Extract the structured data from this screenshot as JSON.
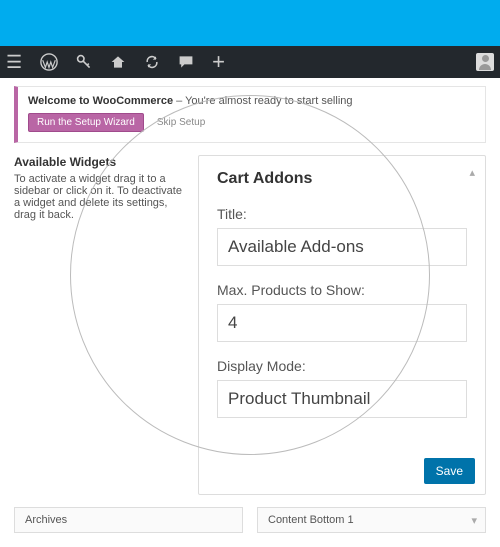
{
  "welcome": {
    "bold": "Welcome to WooCommerce",
    "rest": " – You're almost ready to start selling",
    "setup_button": "Run the Setup Wizard",
    "skip": "Skip Setup"
  },
  "available_widgets": {
    "title": "Available Widgets",
    "help": "To activate a widget drag it to a sidebar or click on it. To deactivate a widget and delete its settings, drag it back."
  },
  "panel": {
    "title": "Cart Addons",
    "title_label": "Title:",
    "title_value": "Available Add-ons",
    "max_label": "Max. Products to Show:",
    "max_value": "4",
    "display_label": "Display Mode:",
    "display_value": "Product Thumbnail",
    "save": "Save"
  },
  "footer": {
    "archives": "Archives",
    "content_bottom": "Content Bottom 1"
  }
}
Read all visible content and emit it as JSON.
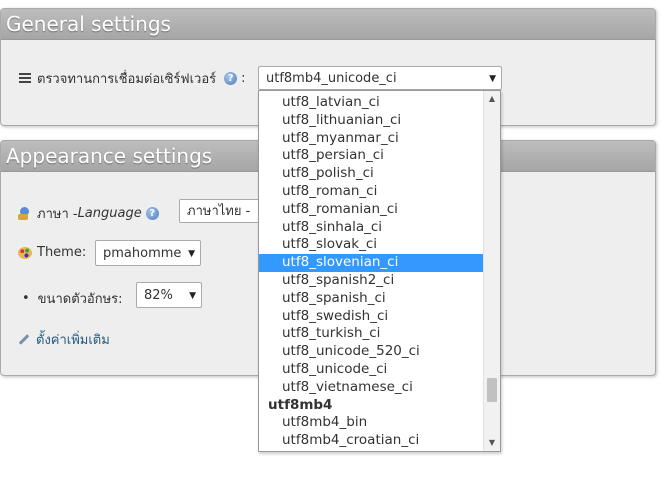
{
  "general": {
    "title": "General settings",
    "collation_label": "ตรวจทานการเชื่อมต่อเซิร์ฟเวอร์",
    "collation_colon": ":",
    "collation_value": "utf8mb4_unicode_ci",
    "help": "?",
    "arrow": "▼"
  },
  "appearance": {
    "title": "Appearance settings",
    "language_label": "ภาษา - ",
    "language_label_en": "Language",
    "language_value": "ภาษาไทย - ",
    "theme_label": "Theme:",
    "theme_value": "pmahomme",
    "fontsize_label": "ขนาดตัวอักษร:",
    "fontsize_value": "82%",
    "more_settings": "ตั้งค่าเพิ่มเติม",
    "help": "?",
    "arrow": "▼",
    "bullet": "•"
  },
  "dropdown": {
    "options": [
      {
        "text": "utf8_latvian_ci"
      },
      {
        "text": "utf8_lithuanian_ci"
      },
      {
        "text": "utf8_myanmar_ci"
      },
      {
        "text": "utf8_persian_ci"
      },
      {
        "text": "utf8_polish_ci"
      },
      {
        "text": "utf8_roman_ci"
      },
      {
        "text": "utf8_romanian_ci"
      },
      {
        "text": "utf8_sinhala_ci"
      },
      {
        "text": "utf8_slovak_ci"
      },
      {
        "text": "utf8_slovenian_ci",
        "selected": true
      },
      {
        "text": "utf8_spanish2_ci"
      },
      {
        "text": "utf8_spanish_ci"
      },
      {
        "text": "utf8_swedish_ci"
      },
      {
        "text": "utf8_turkish_ci"
      },
      {
        "text": "utf8_unicode_520_ci"
      },
      {
        "text": "utf8_unicode_ci"
      },
      {
        "text": "utf8_vietnamese_ci"
      },
      {
        "text": "utf8mb4",
        "group": true
      },
      {
        "text": "utf8mb4_bin"
      },
      {
        "text": "utf8mb4_croatian_ci"
      }
    ],
    "scroll_up": "▲",
    "scroll_down": "▼"
  }
}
= = = = =
> [SET TASK] Quote the entries above word for word. Leave the images out.

> [THE OUTPUT]
Extract the structured data from this screenshot as JSON.
{
  "welcome": {
    "bold": "Welcome to WooCommerce",
    "rest": " – You're almost ready to start selling",
    "setup_button": "Run the Setup Wizard",
    "skip": "Skip Setup"
  },
  "available_widgets": {
    "title": "Available Widgets",
    "help": "To activate a widget drag it to a sidebar or click on it. To deactivate a widget and delete its settings, drag it back."
  },
  "panel": {
    "title": "Cart Addons",
    "title_label": "Title:",
    "title_value": "Available Add-ons",
    "max_label": "Max. Products to Show:",
    "max_value": "4",
    "display_label": "Display Mode:",
    "display_value": "Product Thumbnail",
    "save": "Save"
  },
  "footer": {
    "archives": "Archives",
    "content_bottom": "Content Bottom 1"
  }
}
Read all visible content and emit it as JSON.
{
  "general": {
    "title": "General settings",
    "collation_label": "ตรวจทานการเชื่อมต่อเซิร์ฟเวอร์",
    "collation_colon": ":",
    "collation_value": "utf8mb4_unicode_ci",
    "help": "?",
    "arrow": "▼"
  },
  "appearance": {
    "title": "Appearance settings",
    "language_label": "ภาษา - ",
    "language_label_en": "Language",
    "language_value": "ภาษาไทย - ",
    "theme_label": "Theme:",
    "theme_value": "pmahomme",
    "fontsize_label": "ขนาดตัวอักษร:",
    "fontsize_value": "82%",
    "more_settings": "ตั้งค่าเพิ่มเติม",
    "help": "?",
    "arrow": "▼",
    "bullet": "•"
  },
  "dropdown": {
    "options": [
      {
        "text": "utf8_latvian_ci"
      },
      {
        "text": "utf8_lithuanian_ci"
      },
      {
        "text": "utf8_myanmar_ci"
      },
      {
        "text": "utf8_persian_ci"
      },
      {
        "text": "utf8_polish_ci"
      },
      {
        "text": "utf8_roman_ci"
      },
      {
        "text": "utf8_romanian_ci"
      },
      {
        "text": "utf8_sinhala_ci"
      },
      {
        "text": "utf8_slovak_ci"
      },
      {
        "text": "utf8_slovenian_ci",
        "selected": true
      },
      {
        "text": "utf8_spanish2_ci"
      },
      {
        "text": "utf8_spanish_ci"
      },
      {
        "text": "utf8_swedish_ci"
      },
      {
        "text": "utf8_turkish_ci"
      },
      {
        "text": "utf8_unicode_520_ci"
      },
      {
        "text": "utf8_unicode_ci"
      },
      {
        "text": "utf8_vietnamese_ci"
      },
      {
        "text": "utf8mb4",
        "group": true
      },
      {
        "text": "utf8mb4_bin"
      },
      {
        "text": "utf8mb4_croatian_ci"
      }
    ],
    "scroll_up": "▲",
    "scroll_down": "▼"
  }
}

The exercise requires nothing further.